**Instructions for the task:** Extract all lines in the data that contain the word "Facial".

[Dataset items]
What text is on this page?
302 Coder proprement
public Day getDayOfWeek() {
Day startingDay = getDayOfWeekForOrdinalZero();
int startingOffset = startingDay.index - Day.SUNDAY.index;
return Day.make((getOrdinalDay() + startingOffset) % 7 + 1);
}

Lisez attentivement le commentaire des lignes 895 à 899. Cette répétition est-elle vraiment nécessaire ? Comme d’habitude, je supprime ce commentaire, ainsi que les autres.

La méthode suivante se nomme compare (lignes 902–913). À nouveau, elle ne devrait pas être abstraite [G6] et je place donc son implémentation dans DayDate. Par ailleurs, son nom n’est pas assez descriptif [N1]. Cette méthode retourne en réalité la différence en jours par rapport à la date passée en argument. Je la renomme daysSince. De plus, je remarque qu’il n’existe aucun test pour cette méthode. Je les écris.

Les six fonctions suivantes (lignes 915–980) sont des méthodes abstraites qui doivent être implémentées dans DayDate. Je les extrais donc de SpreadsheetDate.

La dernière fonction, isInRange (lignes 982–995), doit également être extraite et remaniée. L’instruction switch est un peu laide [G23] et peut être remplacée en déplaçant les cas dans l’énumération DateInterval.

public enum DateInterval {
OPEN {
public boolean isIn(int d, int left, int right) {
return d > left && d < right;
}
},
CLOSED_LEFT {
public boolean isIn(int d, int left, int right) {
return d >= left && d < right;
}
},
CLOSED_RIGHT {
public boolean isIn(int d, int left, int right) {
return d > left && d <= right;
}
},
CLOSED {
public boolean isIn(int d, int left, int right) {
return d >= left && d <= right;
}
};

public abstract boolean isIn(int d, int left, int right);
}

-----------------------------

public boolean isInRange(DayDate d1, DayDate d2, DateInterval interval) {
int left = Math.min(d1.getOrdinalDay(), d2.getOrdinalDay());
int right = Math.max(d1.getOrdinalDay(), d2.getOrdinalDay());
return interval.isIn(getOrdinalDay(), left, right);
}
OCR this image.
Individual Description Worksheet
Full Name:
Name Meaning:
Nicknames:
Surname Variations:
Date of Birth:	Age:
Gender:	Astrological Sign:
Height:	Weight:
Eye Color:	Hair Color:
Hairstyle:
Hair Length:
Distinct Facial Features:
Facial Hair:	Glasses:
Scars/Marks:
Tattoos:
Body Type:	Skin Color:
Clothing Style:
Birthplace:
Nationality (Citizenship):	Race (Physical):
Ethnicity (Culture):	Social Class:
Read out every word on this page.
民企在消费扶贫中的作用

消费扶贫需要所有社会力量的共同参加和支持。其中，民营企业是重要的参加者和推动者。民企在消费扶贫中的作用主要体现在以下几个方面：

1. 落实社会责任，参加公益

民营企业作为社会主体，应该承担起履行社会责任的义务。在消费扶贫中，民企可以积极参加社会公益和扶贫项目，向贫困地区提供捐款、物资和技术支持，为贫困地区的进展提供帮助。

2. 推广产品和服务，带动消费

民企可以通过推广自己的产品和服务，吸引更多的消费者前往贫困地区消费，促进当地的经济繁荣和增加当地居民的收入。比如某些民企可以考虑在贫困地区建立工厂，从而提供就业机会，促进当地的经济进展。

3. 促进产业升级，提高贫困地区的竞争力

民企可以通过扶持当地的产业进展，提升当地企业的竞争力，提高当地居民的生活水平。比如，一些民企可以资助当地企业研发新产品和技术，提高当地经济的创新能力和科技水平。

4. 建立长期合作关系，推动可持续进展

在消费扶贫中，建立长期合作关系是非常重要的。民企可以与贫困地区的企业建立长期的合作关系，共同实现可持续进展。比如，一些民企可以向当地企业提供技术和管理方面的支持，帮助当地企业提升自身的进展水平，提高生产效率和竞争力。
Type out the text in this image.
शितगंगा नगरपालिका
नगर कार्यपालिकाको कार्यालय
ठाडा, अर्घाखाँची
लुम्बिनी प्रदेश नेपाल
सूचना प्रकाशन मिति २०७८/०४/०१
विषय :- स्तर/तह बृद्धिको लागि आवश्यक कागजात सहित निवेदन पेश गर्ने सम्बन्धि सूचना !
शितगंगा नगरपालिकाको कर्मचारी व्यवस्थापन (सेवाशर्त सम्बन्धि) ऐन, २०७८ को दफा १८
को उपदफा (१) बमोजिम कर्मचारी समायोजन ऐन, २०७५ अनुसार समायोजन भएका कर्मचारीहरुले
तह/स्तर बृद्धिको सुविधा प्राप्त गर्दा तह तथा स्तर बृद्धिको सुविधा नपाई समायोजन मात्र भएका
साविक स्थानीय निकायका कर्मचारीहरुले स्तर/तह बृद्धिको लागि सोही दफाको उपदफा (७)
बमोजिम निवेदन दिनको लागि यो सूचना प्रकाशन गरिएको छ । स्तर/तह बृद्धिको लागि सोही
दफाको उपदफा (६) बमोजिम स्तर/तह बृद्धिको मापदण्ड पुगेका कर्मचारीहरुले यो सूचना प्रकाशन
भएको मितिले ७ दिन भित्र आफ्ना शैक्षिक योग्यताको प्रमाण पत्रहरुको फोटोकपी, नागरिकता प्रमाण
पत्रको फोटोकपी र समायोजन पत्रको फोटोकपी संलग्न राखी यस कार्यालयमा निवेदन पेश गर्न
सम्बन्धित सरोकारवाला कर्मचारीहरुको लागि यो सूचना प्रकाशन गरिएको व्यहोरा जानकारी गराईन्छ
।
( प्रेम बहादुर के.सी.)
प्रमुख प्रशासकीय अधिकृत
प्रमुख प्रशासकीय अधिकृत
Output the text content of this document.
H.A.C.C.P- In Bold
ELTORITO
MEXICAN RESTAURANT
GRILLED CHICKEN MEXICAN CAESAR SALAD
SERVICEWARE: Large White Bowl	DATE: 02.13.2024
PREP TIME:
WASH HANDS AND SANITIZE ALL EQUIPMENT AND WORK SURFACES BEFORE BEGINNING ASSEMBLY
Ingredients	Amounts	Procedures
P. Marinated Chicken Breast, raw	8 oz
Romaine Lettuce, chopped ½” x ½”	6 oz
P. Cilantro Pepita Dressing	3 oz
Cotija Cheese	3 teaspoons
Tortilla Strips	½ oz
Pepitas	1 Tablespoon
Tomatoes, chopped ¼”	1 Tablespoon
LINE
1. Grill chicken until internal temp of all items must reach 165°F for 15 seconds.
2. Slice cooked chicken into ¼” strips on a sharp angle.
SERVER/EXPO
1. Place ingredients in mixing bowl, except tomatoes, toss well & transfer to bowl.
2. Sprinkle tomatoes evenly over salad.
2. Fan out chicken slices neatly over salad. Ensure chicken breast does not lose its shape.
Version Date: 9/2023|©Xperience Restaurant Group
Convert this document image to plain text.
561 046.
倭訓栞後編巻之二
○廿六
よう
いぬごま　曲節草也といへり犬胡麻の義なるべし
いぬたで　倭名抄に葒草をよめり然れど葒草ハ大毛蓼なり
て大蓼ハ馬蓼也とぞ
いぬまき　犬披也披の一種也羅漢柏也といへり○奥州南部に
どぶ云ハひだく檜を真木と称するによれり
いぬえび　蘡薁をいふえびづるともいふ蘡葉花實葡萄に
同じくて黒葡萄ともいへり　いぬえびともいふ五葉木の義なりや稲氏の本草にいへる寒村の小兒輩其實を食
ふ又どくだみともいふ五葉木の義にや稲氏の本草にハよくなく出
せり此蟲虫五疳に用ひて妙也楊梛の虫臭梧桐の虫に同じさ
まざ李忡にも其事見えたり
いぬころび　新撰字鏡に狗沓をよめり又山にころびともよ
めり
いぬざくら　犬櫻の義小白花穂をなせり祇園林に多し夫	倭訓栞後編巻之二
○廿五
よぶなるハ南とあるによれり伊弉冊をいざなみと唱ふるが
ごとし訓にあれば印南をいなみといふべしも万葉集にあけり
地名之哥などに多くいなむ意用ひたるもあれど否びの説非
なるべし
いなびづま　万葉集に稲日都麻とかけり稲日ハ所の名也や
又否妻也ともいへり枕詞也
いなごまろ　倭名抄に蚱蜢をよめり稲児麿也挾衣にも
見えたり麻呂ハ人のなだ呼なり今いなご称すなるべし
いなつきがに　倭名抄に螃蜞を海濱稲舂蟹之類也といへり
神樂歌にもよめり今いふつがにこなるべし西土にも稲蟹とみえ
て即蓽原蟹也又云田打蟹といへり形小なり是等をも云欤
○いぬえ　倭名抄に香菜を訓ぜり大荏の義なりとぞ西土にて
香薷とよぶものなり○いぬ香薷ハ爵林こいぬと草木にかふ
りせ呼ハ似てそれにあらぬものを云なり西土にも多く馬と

**The response:**
Distinct Facial Features:
Facial Hair:	Glasses:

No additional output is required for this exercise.